YOUR TASKS:
1. In the mailing-list message on streaming logical transactions, what date and time does it give for when it was sent?
2. List every option on the "Views:" line of the mailing-list message on streaming logical transactions.
3. Write the next part of the mailing-list message on streaming logical transactions, picking up right after its final quoted line.

SELECTED EXTRACT:
RE: Perform streaming logical transactions by background workers and parallel apply

From: "wangw(dot)fnst(at)fujitsu(dot)com" <wangw(dot)fnst(at)fujitsu(dot)com>
To: Amit Kapila <amit(dot)kapila16(at)gmail(dot)com>
Cc: "houzj(dot)fnst(at)fujitsu(dot)com" <houzj(dot)fnst(at)fujitsu(dot)com>, Peter Smith <smithpb2250(at)gmail(dot)com>, Masahiko Sawada <sawada(dot)mshk(at)gmail(dot)com>, Dilip Kumar <dilipbalaut(at)gmail(dot)com>, "shiy(dot)fnst(at)fujitsu(dot)com" <shiy(dot)fnst(at)fujitsu(dot)com>, PostgreSQL Hackers <pgsql-hackers(at)lists(dot)postgresql(dot)org>
Subject: RE: Perform streaming logical transactions by background workers and parallel apply
Date: 2022-12-28 04:38:58
Message-ID: OS3PR01MB62756CC6FFBDD431F2878ACE9EF29@OS3PR01MB6275.jpnprd01.prod.outlook.com
Views: Raw Message | Whole Thread | Download mbox | Resend email
Thread:
Lists: pgsql-hackers

On Tue, Dec 27, 2022 19:37 PM Amit Kapila <amit(dot)kapila16(at)gmail(dot)com> wrote:
> On Tue, Dec 27, 2022 at 10:24 AM wangw(dot)fnst(at)fujitsu(dot)com
> <wangw(dot)fnst(at)fujitsu(dot)com> wrote:
> >
> > Attach the new version patch which addressed all above comments and part
> of
> > comments from [1] except one comment that are being discussed.

DATA EXCERPT:

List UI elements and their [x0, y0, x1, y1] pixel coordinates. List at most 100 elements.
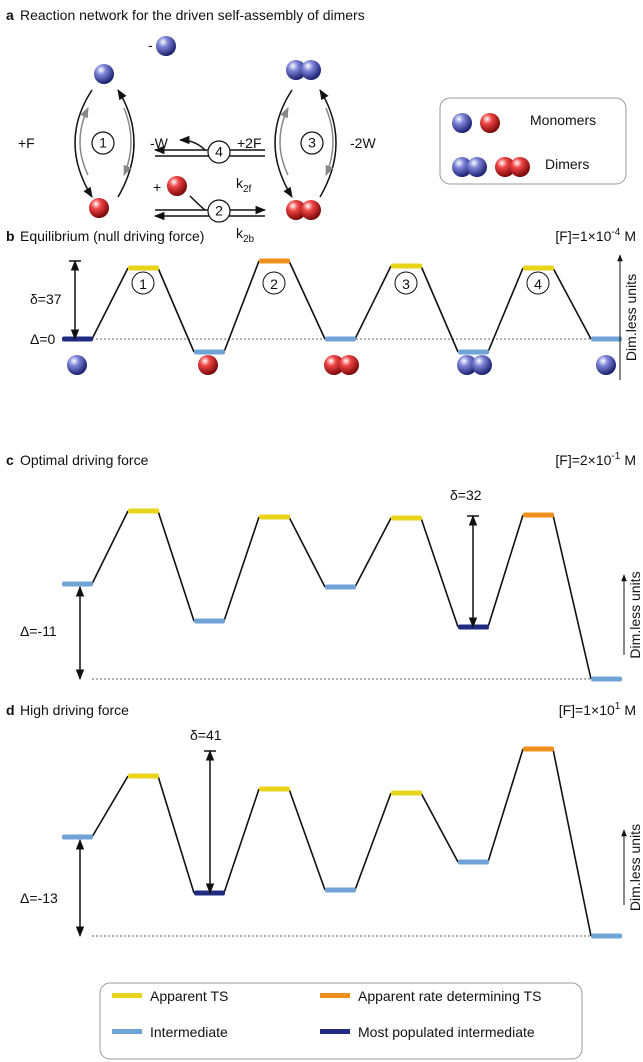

ANSWERS BELOW:
1. 2022-12-28 04:38:58

2. Raw Message, Whole Thread, Download mbox, Resend email

3.
> >

Thanks for your comments.

> 1.
> +# Test that the deadlock is detected among leader and parallel apply workers.
> +
> +$node_subscriber->append_conf('postgresql.conf', "deadlock_timeout =
> 1ms");
> +$node_subscriber->reload;
> +
>
> A. I see that the other existing tests have deadlock_timeout set as
> 10ms, 100ms, 100s, etc. Is there a reason to keep so low here? Shall
> we keep it as 10ms?

No, I think you are right. Keep it as 10ms.

> B. /among leader/among the leader

Fixed.

> 2. Can we leave having tests in 022_twophase_cascade to be covered by
> parallel mode? The two-phase and parallel apply will be covered by
> 023_twophase_stream, so not sure if we get any extra coverage by
> 022_twophase_cascade.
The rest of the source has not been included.